_What you will do:_
Go through the data below and gather each line containing "ประเภทของเง".
········
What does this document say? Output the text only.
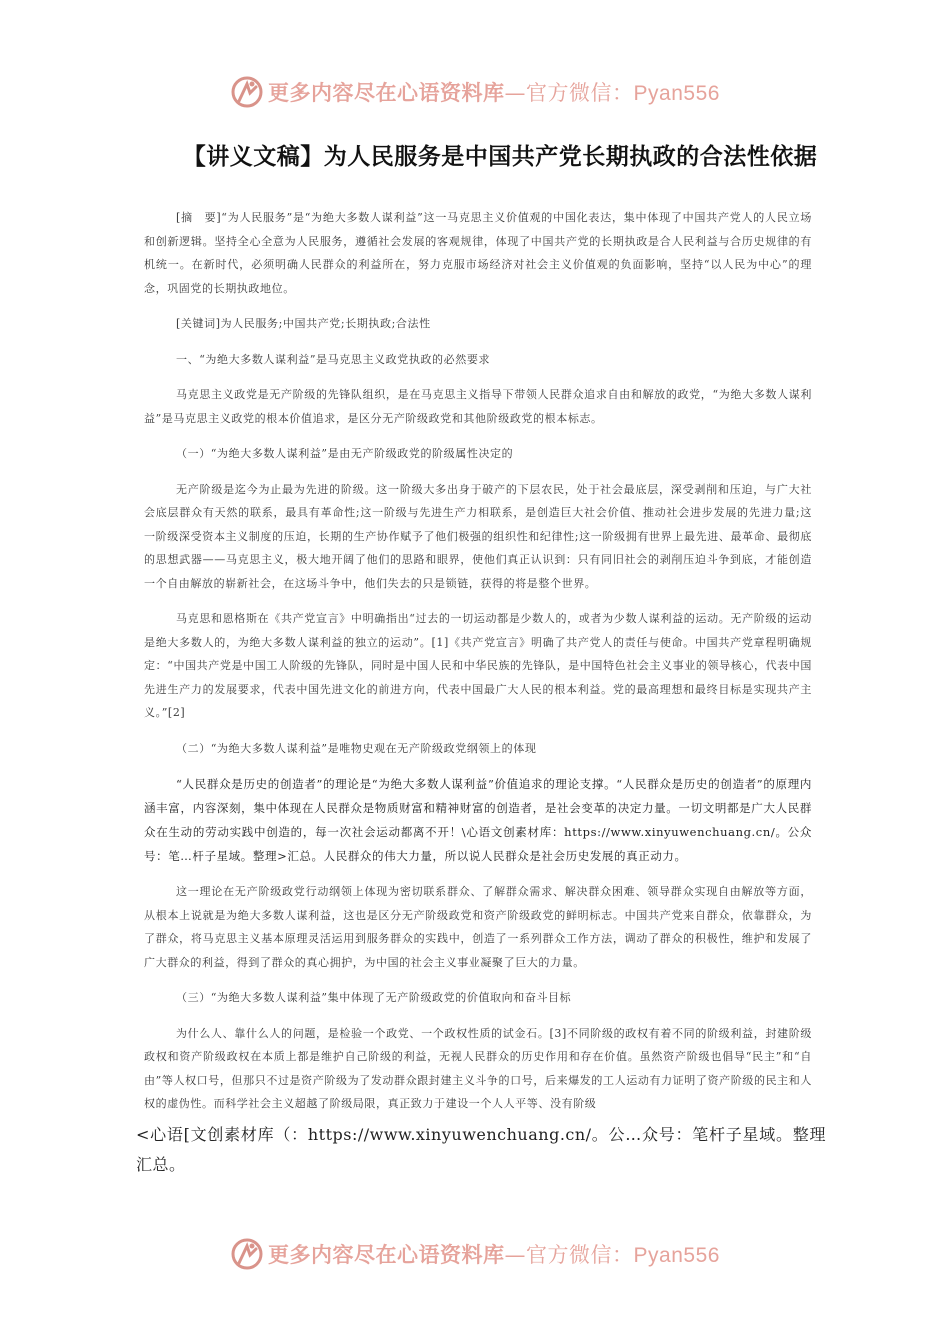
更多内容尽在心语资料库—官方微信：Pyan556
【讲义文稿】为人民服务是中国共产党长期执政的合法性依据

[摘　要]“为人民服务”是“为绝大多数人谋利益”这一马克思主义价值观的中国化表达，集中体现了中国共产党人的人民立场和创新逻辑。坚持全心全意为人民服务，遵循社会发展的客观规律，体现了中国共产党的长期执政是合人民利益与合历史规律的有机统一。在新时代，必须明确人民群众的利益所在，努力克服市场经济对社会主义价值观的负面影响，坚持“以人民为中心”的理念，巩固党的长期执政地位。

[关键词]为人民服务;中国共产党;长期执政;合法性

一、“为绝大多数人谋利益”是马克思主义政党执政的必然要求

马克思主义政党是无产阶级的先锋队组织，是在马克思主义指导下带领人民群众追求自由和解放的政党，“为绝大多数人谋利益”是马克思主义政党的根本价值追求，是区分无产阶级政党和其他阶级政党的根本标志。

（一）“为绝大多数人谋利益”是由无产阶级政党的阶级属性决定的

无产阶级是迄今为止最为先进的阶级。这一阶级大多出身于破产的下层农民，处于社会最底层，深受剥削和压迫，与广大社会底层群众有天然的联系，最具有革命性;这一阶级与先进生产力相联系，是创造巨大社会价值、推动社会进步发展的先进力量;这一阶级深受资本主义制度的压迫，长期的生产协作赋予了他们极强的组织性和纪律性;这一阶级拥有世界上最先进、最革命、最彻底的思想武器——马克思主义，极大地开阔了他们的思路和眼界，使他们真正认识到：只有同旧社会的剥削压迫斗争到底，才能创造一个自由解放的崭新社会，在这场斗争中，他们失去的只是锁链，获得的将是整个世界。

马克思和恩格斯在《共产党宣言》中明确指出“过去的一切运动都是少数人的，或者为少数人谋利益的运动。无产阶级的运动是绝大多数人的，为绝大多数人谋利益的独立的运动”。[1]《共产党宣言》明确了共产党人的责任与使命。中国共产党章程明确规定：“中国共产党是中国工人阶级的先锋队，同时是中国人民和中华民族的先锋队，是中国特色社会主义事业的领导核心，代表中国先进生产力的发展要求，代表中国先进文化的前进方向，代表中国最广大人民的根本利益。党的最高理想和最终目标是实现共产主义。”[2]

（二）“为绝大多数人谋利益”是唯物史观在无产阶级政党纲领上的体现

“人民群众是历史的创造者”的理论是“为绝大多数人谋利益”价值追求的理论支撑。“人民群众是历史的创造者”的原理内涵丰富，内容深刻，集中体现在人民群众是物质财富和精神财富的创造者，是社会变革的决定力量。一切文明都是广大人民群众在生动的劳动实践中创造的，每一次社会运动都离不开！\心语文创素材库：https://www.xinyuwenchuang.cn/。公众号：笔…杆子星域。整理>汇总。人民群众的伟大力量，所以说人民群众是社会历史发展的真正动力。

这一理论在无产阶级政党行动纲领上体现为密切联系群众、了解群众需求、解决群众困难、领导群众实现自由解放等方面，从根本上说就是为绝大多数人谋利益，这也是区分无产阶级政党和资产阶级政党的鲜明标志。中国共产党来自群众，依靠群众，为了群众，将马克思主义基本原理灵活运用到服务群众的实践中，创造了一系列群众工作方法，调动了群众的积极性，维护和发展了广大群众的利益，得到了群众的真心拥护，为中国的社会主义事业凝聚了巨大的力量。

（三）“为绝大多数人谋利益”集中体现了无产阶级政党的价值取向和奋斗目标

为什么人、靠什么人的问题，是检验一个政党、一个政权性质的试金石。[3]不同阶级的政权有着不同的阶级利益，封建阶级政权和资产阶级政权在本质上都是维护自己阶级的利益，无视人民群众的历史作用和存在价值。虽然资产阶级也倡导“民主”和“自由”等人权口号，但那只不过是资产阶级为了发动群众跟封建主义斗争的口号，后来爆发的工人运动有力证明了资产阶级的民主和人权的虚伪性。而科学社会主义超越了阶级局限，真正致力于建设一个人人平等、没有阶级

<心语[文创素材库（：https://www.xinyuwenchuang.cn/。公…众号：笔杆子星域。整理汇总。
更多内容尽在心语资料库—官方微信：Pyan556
········
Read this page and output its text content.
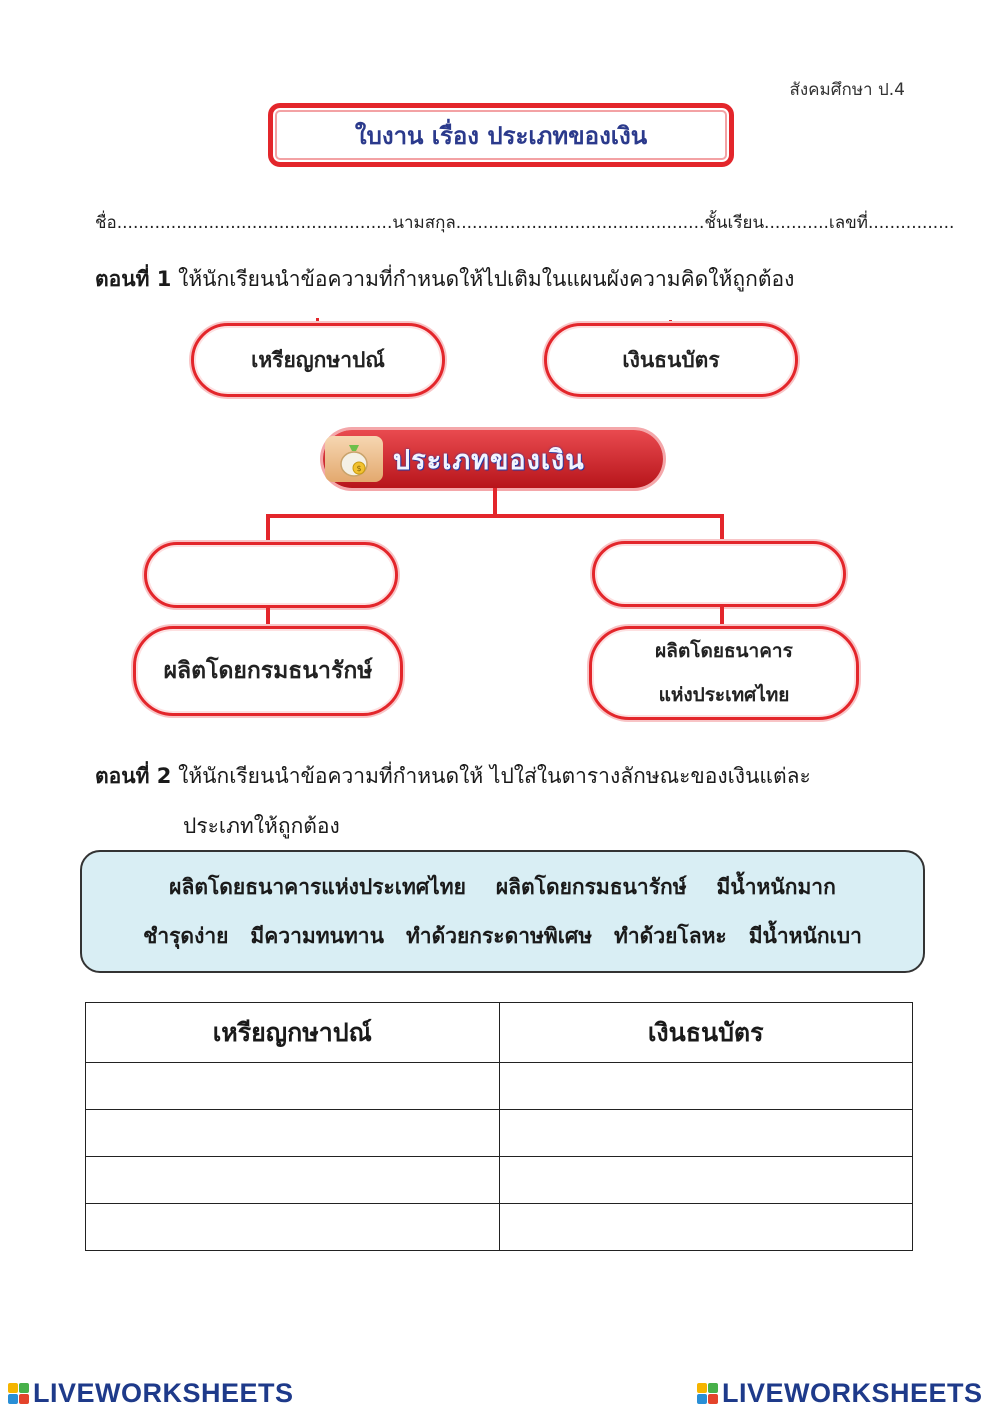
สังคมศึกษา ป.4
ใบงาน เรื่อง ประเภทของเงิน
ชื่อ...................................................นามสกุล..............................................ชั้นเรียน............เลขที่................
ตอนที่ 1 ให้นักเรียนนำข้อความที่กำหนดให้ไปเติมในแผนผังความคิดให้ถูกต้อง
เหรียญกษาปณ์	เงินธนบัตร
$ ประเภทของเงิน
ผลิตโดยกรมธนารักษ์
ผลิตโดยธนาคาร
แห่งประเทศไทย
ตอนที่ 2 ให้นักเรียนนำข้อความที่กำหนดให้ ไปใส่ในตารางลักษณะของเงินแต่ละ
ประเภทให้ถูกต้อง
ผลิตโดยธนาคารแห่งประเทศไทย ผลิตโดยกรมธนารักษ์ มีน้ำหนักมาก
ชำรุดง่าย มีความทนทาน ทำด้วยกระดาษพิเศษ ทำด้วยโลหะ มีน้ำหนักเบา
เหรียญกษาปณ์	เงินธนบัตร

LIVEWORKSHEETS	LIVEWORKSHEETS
········
_Task response:_
ใบงาน เรื่อง ประเภทของเงิน
$ ประเภทของเงิน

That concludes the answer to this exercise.